Belge
○ ○ ○ ○ ○ ○ ○
Nazım’ın Mustafa Kemal’e yazdığı mektup üslup ve içerik açısından bakıldığında bir yerden sonra gerçekten “küçültücüdür”. Kişi olarak Nazım’ı -yazık ki- küçültmektedir.
Doktor Hikmet’in MBK’ya yazdığı mektupsa “bir marksist nasıl bu kadar politik saflık ve gaflet içine düşebilir” dedirtse de Kıvılcımlı’yı kişi olarak küçültmemektedir.
Yazarımız politik mücadeleye şövalyelik romanlarının tozlu sayfalarından değil de marksizmin yaratıcı ve üretken penceresinden bakamıyor.
Böyle olunca da Cemal Hekimoğlu’nun Nazım’la karşılaştırarak söylediği “Hikmet Kıvılcımlı başka şeyler bir yana 27 Mayıs’ta Cemal Gürsel’e yolladığı mektupla yalnız Kürt değil bütün bu topraklardaki emekçi insanlara borçlanmadı mı” sözlerine Nazım’ın mektubunu teşhir ederek yanıt veriyor!
○ ○ ○ ○ ○ ○ ○
Veri kümesi içeriği
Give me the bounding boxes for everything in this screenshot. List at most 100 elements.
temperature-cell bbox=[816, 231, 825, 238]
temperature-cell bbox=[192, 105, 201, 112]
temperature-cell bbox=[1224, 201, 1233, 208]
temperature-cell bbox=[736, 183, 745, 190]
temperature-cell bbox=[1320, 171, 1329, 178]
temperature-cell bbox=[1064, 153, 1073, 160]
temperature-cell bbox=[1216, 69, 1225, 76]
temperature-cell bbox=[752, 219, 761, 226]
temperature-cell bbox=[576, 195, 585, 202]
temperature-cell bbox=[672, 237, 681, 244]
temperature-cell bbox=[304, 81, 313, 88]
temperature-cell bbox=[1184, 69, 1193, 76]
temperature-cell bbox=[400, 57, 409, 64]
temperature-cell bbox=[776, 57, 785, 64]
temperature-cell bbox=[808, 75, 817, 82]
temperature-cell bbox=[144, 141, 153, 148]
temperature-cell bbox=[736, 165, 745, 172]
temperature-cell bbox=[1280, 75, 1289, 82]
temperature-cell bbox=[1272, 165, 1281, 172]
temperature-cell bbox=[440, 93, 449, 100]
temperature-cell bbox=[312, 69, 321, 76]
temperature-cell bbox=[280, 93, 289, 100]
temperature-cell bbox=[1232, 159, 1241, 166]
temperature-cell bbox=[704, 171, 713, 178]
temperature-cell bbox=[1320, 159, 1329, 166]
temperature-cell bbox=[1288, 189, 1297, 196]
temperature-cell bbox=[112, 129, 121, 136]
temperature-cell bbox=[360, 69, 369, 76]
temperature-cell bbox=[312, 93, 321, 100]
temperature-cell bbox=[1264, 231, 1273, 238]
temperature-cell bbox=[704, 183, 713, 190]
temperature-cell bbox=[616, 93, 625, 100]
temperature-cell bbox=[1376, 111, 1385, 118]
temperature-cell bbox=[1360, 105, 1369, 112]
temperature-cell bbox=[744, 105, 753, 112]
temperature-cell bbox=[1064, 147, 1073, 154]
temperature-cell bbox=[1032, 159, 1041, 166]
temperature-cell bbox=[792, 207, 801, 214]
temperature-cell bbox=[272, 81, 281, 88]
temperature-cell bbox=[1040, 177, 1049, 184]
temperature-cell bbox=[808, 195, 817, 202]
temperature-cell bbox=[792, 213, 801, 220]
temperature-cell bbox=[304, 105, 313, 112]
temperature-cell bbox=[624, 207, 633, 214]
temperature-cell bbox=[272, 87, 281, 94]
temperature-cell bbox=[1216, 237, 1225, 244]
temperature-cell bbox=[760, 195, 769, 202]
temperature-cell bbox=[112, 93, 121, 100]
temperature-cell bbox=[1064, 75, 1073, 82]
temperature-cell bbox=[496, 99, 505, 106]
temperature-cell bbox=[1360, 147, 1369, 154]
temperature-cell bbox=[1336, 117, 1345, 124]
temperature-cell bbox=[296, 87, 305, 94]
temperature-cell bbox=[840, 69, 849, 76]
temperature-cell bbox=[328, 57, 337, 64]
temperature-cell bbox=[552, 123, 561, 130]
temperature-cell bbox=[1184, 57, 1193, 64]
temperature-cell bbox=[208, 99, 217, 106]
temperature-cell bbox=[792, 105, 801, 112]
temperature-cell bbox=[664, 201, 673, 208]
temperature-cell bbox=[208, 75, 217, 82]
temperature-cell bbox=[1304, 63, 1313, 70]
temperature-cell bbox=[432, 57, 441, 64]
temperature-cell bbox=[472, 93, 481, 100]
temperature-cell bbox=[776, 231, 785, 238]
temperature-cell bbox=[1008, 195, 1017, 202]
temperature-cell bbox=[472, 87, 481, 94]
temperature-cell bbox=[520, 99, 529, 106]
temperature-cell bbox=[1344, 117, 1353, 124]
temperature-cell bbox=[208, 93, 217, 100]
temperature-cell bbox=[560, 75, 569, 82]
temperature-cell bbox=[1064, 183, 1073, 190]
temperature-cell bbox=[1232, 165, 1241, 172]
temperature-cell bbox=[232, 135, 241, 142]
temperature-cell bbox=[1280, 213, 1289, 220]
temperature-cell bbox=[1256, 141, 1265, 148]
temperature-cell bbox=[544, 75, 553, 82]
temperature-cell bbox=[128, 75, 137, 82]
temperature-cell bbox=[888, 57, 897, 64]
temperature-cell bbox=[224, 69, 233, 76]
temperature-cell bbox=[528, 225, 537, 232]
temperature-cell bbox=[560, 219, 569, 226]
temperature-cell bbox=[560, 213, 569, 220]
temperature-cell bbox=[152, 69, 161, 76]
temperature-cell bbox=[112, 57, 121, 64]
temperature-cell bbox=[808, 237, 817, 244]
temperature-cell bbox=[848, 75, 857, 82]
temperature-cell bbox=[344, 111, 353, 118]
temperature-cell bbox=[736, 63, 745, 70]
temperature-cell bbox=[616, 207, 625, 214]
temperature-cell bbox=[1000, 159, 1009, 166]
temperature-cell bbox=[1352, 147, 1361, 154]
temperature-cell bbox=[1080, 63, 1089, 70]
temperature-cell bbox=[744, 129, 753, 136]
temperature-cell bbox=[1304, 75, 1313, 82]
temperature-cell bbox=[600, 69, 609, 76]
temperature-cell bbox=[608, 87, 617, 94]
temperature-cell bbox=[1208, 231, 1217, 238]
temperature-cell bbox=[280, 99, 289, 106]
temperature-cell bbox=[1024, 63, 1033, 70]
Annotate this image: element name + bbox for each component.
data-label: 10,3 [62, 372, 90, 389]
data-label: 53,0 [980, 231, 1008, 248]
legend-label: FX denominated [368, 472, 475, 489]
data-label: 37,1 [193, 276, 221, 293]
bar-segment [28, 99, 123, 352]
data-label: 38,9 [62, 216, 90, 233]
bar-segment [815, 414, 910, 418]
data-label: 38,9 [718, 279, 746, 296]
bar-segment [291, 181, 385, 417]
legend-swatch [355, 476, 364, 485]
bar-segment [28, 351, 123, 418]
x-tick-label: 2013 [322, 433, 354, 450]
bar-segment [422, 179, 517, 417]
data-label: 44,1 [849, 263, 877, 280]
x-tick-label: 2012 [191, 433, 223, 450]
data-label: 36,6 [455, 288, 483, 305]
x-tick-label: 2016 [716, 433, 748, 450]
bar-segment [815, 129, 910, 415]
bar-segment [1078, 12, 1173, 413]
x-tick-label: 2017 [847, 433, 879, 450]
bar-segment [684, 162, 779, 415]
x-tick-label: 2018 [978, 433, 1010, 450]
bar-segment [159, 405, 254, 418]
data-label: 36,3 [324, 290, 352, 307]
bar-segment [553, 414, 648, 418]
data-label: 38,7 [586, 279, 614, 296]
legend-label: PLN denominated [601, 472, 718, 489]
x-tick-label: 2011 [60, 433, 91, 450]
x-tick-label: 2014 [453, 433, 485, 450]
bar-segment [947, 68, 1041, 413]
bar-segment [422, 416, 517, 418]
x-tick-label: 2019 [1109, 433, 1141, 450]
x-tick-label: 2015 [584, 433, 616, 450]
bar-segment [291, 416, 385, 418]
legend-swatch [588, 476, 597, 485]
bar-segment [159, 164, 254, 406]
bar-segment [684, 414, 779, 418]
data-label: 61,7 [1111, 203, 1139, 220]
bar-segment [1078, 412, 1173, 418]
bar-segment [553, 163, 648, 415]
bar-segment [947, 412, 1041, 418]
○ ○ ○ ○ ○ ○ ○
Kısa alıştırma
Mektuplar üzerine yazılmış metnin "Yazarımız politik mücadeleye" ile başlayıp "ederek yanıt veriyor!" ile biten kısmını, bu son ifade de dâhil olmak üzere, değiştirmeden kopyalayınız.

Alıştırma sonucu
Yazarımız politik mücadeleye şövalyelik romanlarının tozlu sayfalarından değil de marksizmin yaratıcı ve üretken penceresinden bakamıyor.
Böyle olunca da Cemal Hekimoğlu’nun Nazım’la karşılaştırarak söylediği “Hikmet Kıvılcımlı başka şeyler bir yana 27 Mayıs’ta Cemal Gürsel’e yolladığı mektupla yalnız Kürt değil bütün bu topraklardaki emekçi insanlara borçlanmadı mı” sözlerine Nazım’ın mektubunu teşhir ederek yanıt veriyor!